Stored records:
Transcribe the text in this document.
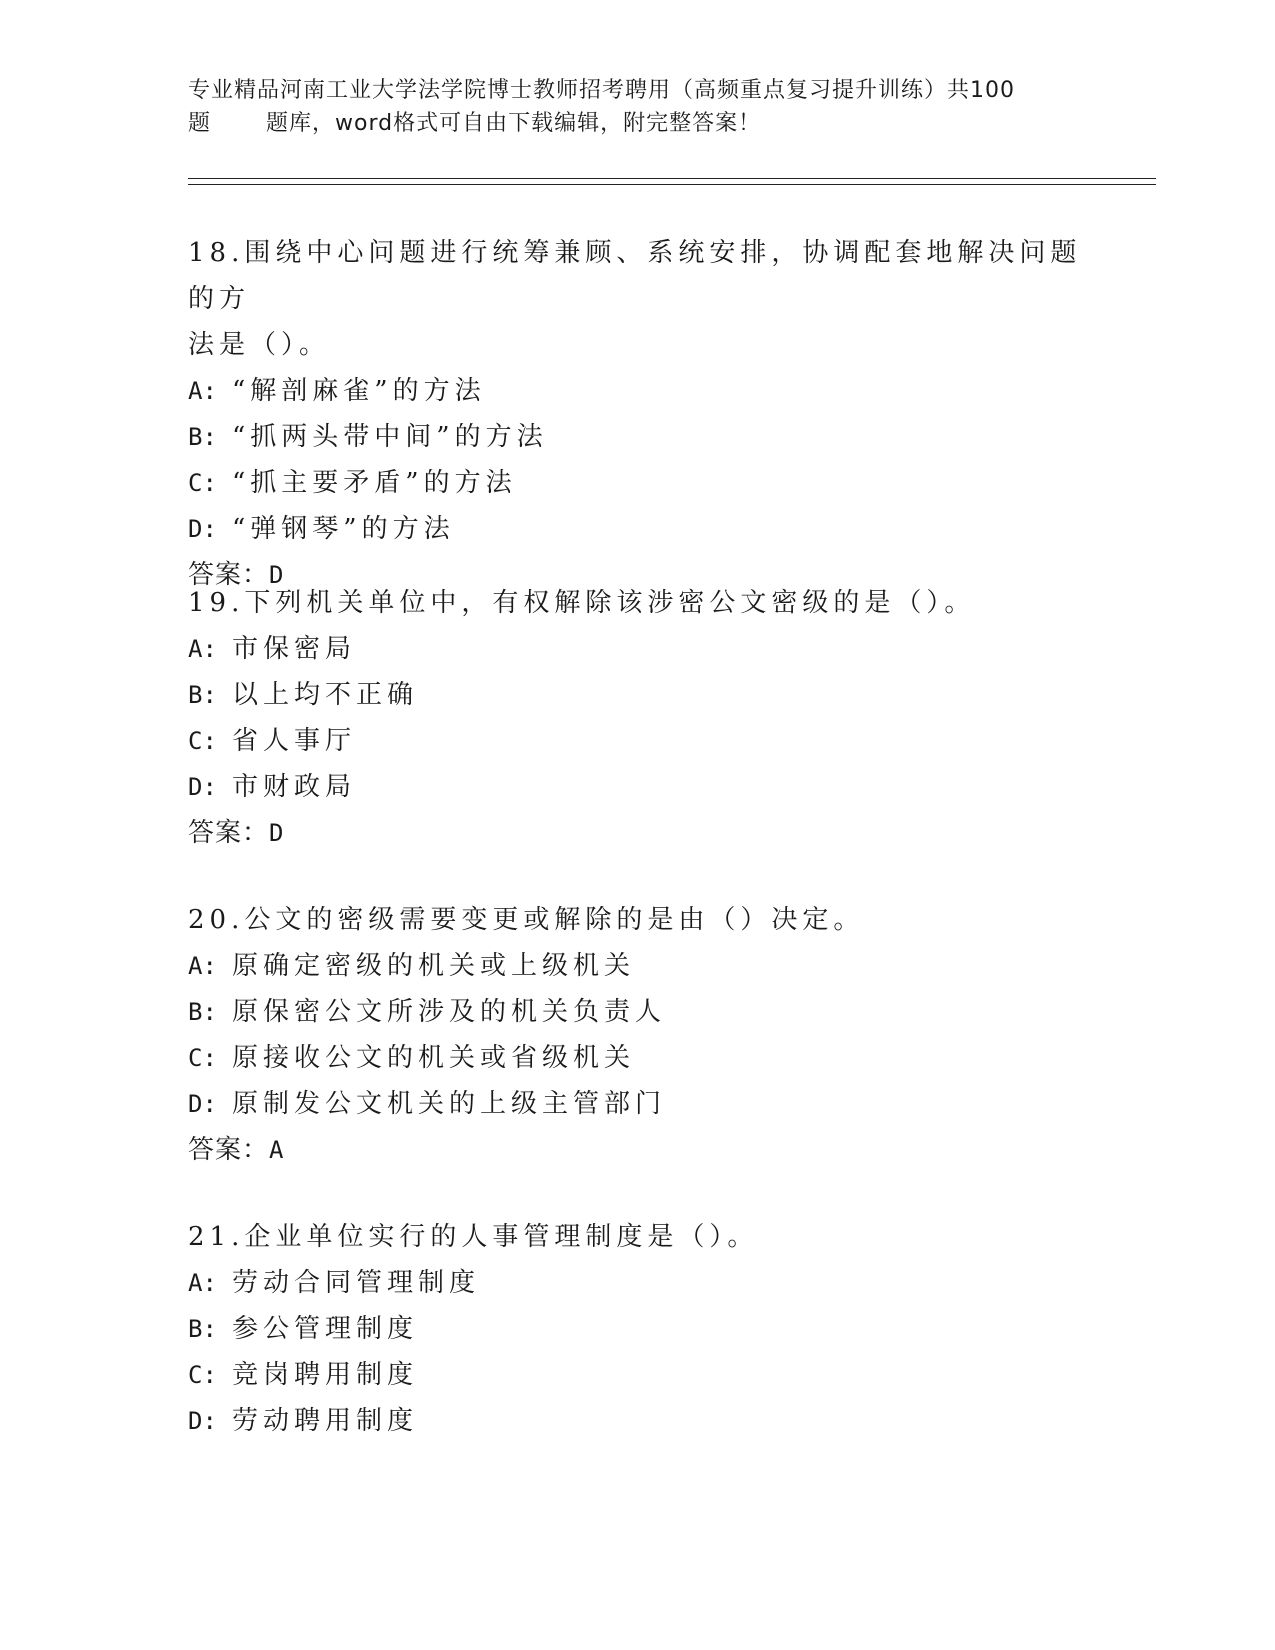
专业精品河南工业大学法学院博士教师招考聘用（高频重点复习提升训练）共100
题	题库，word格式可自由下载编辑，附完整答案！
18.围绕中心问题进行统筹兼顾、系统安排，协调配套地解决问题的方
法是（）。
A: “解剖麻雀”的方法
B: “抓两头带中间”的方法
C: “抓主要矛盾”的方法
D: “弹钢琴”的方法
答案：D
19.下列机关单位中，有权解除该涉密公文密级的是（）。
A: 市保密局
B: 以上均不正确
C: 省人事厅
D: 市财政局
答案：D
20.公文的密级需要变更或解除的是由（）决定。
A: 原确定密级的机关或上级机关
B: 原保密公文所涉及的机关负责人
C: 原接收公文的机关或省级机关
D: 原制发公文机关的上级主管部门
答案：A
21.企业单位实行的人事管理制度是（）。
A: 劳动合同管理制度
B: 参公管理制度
C: 竞岗聘用制度
D: 劳动聘用制度
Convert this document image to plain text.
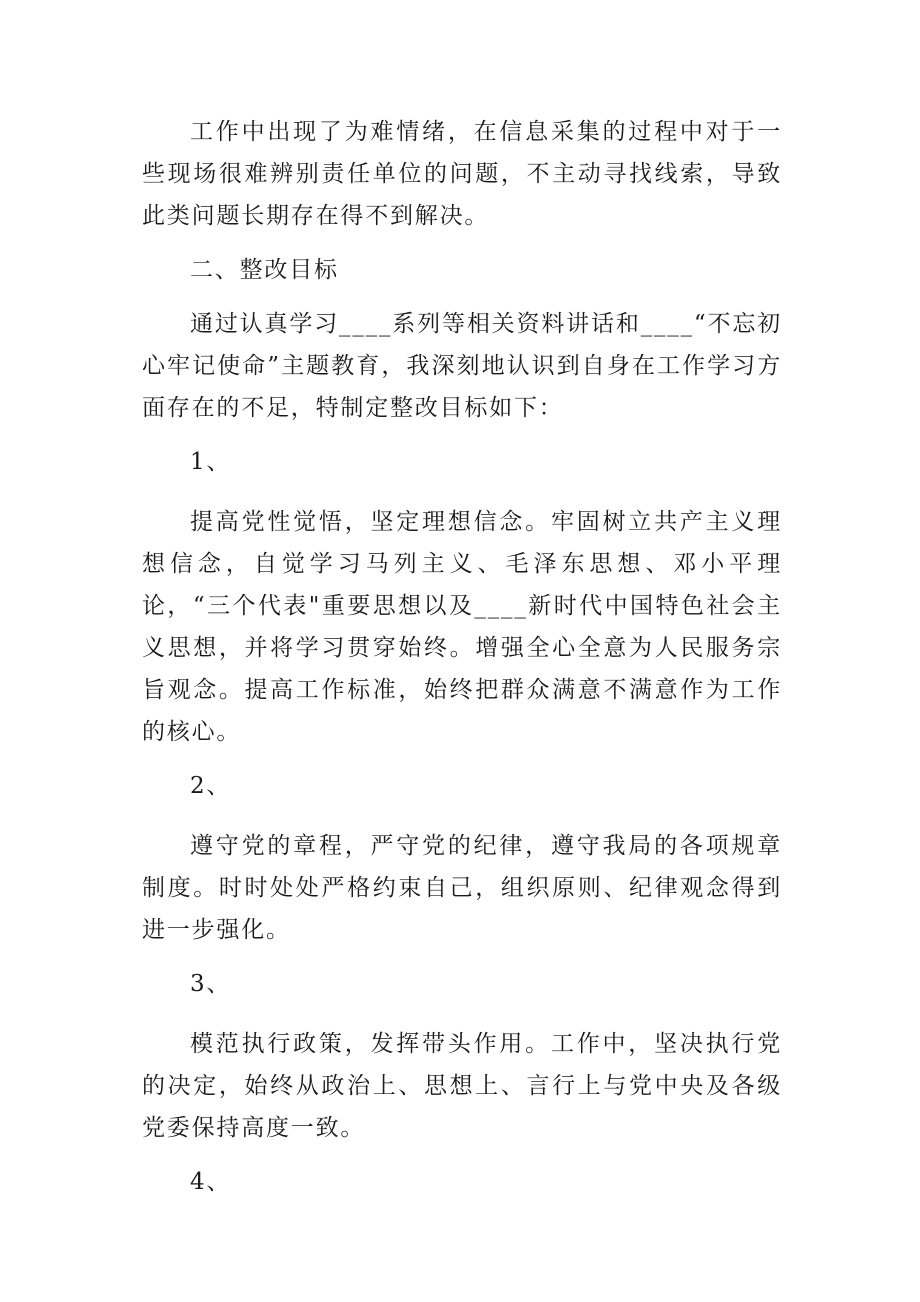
工作中出现了为难情绪，在信息采集的过程中对于一些现场很难辨别责任单位的问题，不主动寻找线索，导致此类问题长期存在得不到解决。

二、整改目标

通过认真学习____系列等相关资料讲话和____“不忘初心牢记使命”主题教育，我深刻地认识到自身在工作学习方面存在的不足，特制定整改目标如下：

1、

提高党性觉悟，坚定理想信念。牢固树立共产主义理想信念，自觉学习马列主义、毛泽东思想、邓小平理论，“三个代表"重要思想以及____新时代中国特色社会主义思想，并将学习贯穿始终。增强全心全意为人民服务宗旨观念。提高工作标准，始终把群众满意不满意作为工作的核心。

2、

遵守党的章程，严守党的纪律，遵守我局的各项规章制度。时时处处严格约束自己，组织原则、纪律观念得到进一步强化。

3、

模范执行政策，发挥带头作用。工作中，坚决执行党的决定，始终从政治上、思想上、言行上与党中央及各级党委保持高度一致。

4、
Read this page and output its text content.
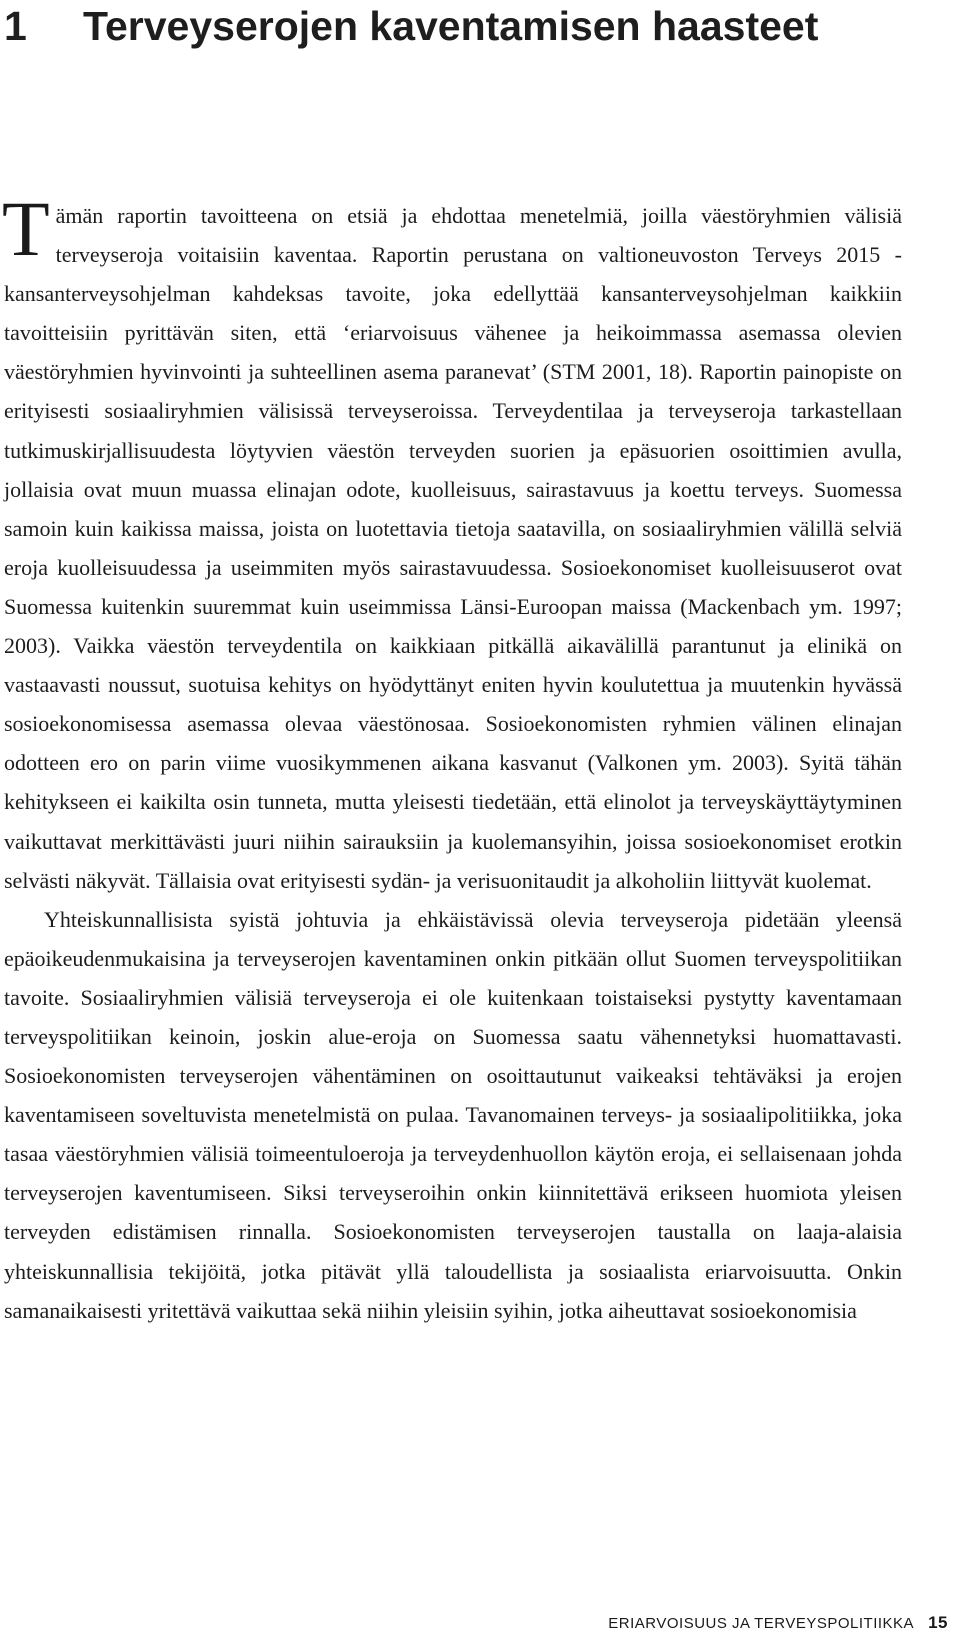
1 Terveyserojen kaventamisen haasteet

Tämän raportin tavoitteena on etsiä ja ehdottaa menetelmiä, joilla väestöryhmien välisiä terveyseroja voitaisiin kaventaa. Raportin perustana on valtioneuvoston Terveys 2015 -kansanterveysohjelman kahdeksas tavoite, joka edellyttää kansanterveysohjelman kaikkiin tavoitteisiin pyrittävän siten, että ‘eriarvoisuus vähenee ja heikoimmassa asemassa olevien väestöryhmien hyvinvointi ja suhteellinen asema paranevat’ (STM 2001, 18). Raportin painopiste on erityisesti sosiaaliryhmien välisissä terveyseroissa. Terveydentilaa ja terveyseroja tarkastellaan tutkimuskirjallisuudesta löytyvien väestön terveyden suorien ja epäsuorien osoittimien avulla, jollaisia ovat muun muassa elinajan odote, kuolleisuus, sairastavuus ja koettu terveys. Suomessa samoin kuin kaikissa maissa, joista on luotettavia tietoja saatavilla, on sosiaaliryhmien välillä selviä eroja kuolleisuudessa ja useimmiten myös sairastavuudessa. Sosioekonomiset kuolleisuuserot ovat Suomessa kuitenkin suuremmat kuin useimmissa Länsi-Euroopan maissa (Mackenbach ym. 1997; 2003). Vaikka väestön terveydentila on kaikkiaan pitkällä aikavälillä parantunut ja elinikä on vastaavasti noussut, suotuisa kehitys on hyödyttänyt eniten hyvin koulutettua ja muutenkin hyvässä sosioekonomisessa asemassa olevaa väestönosaa. Sosioekonomisten ryhmien välinen elinajan odotteen ero on parin viime vuosikymmenen aikana kasvanut (Valkonen ym. 2003). Syitä tähän kehitykseen ei kaikilta osin tunneta, mutta yleisesti tiedetään, että elinolot ja terveyskäyttäytyminen vaikuttavat merkittävästi juuri niihin sairauksiin ja kuolemansyihin, joissa sosioekonomiset erotkin selvästi näkyvät. Tällaisia ovat erityisesti sydän- ja verisuonitaudit ja alkoholiin liittyvät kuolemat.

Yhteiskunnallisista syistä johtuvia ja ehkäistävissä olevia terveyseroja pidetään yleensä epäoikeudenmukaisina ja terveyserojen kaventaminen onkin pitkään ollut Suomen terveyspolitiikan tavoite. Sosiaaliryhmien välisiä terveyseroja ei ole kuitenkaan toistaiseksi pystytty kaventamaan terveyspolitiikan keinoin, joskin alue-eroja on Suomessa saatu vähennetyksi huomattavasti. Sosioekonomisten terveyserojen vähentäminen on osoittautunut vaikeaksi tehtäväksi ja erojen kaventamiseen soveltuvista menetelmistä on pulaa. Tavanomainen terveys- ja sosiaalipolitiikka, joka tasaa väestöryhmien välisiä toimeentuloeroja ja terveydenhuollon käytön eroja, ei sellaisenaan johda terveyserojen kaventumiseen. Siksi terveyseroihin onkin kiinnitettävä erikseen huomiota yleisen terveyden edistämisen rinnalla. Sosioekonomisten terveyserojen taustalla on laaja-alaisia yhteiskunnallisia tekijöitä, jotka pitävät yllä taloudellista ja sosiaalista eriarvoisuutta. Onkin samanaikaisesti yritettävä vaikuttaa sekä niihin yleisiin syihin, jotka aiheuttavat sosioekonomisia

ERIARVOISUUS JA TERVEYSPOLITIIKKA 15
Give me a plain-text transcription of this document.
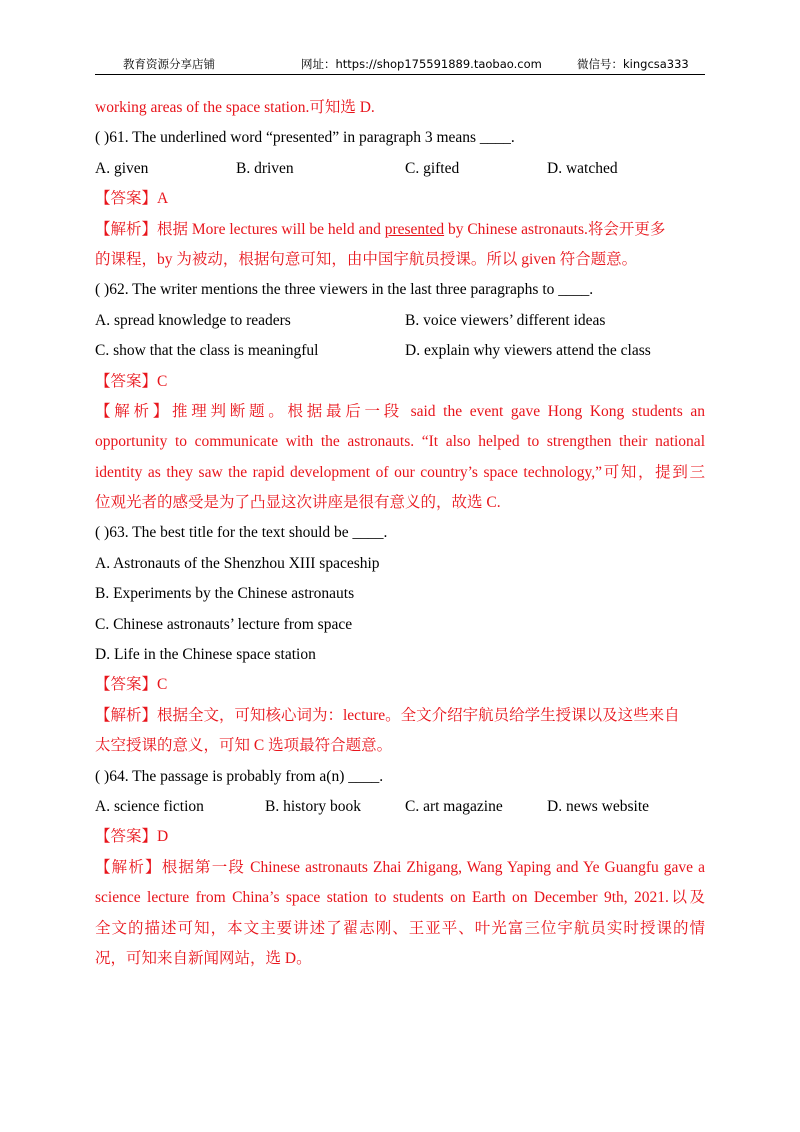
教育资源分享店铺	网址：https://shop175591889.taobao.com	微信号：kingcsa333
working areas of the space station.可知选 D.
( )61. The underlined word “presented” in paragraph 3 means ____.
A. given	B. driven	C. gifted	D. watched
【答案】A
【解析】根据 More lectures will be held and presented by Chinese astronauts.将会开更多
的课程，by 为被动，根据句意可知，由中国宇航员授课。所以 given 符合题意。
( )62. The writer mentions the three viewers in the last three paragraphs to ____.
A. spread knowledge to readers	B. voice viewers’ different ideas
C. show that the class is meaningful	D. explain why viewers attend the class
【答案】C
【解析】推理判断题。根据最后一段 said the event gave Hong Kong students an
opportunity to communicate with the astronauts. “It also helped to strengthen their national
identity as they saw the rapid development of our country’s space technology,”可知，提到三
位观光者的感受是为了凸显这次讲座是很有意义的，故选 C.
( )63. The best title for the text should be ____.
A. Astronauts of the Shenzhou XIII spaceship
B. Experiments by the Chinese astronauts
C. Chinese astronauts’ lecture from space
D. Life in the Chinese space station
【答案】C
【解析】根据全文，可知核心词为：lecture。全文介绍宇航员给学生授课以及这些来自
太空授课的意义，可知 C 选项最符合题意。
( )64. The passage is probably from a(n) ____.
A. science fiction	B. history book	C. art magazine	D. news website
【答案】D
【解析】根据第一段 Chinese astronauts Zhai Zhigang, Wang Yaping and Ye Guangfu gave a
science lecture from China’s space station to students on Earth on December 9th, 2021.以及
全文的描述可知，本文主要讲述了翟志刚、王亚平、叶光富三位宇航员实时授课的情
况，可知来自新闻网站，选 D。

REQUIREMENTS –
Identify every line where the string "from" appears.

EXERCISE RESULT –
C. Chinese astronauts’ lecture from space
( )64. The passage is probably from a(n) ____.
science lecture from China’s space station to students on Earth on December 9th, 2021.以及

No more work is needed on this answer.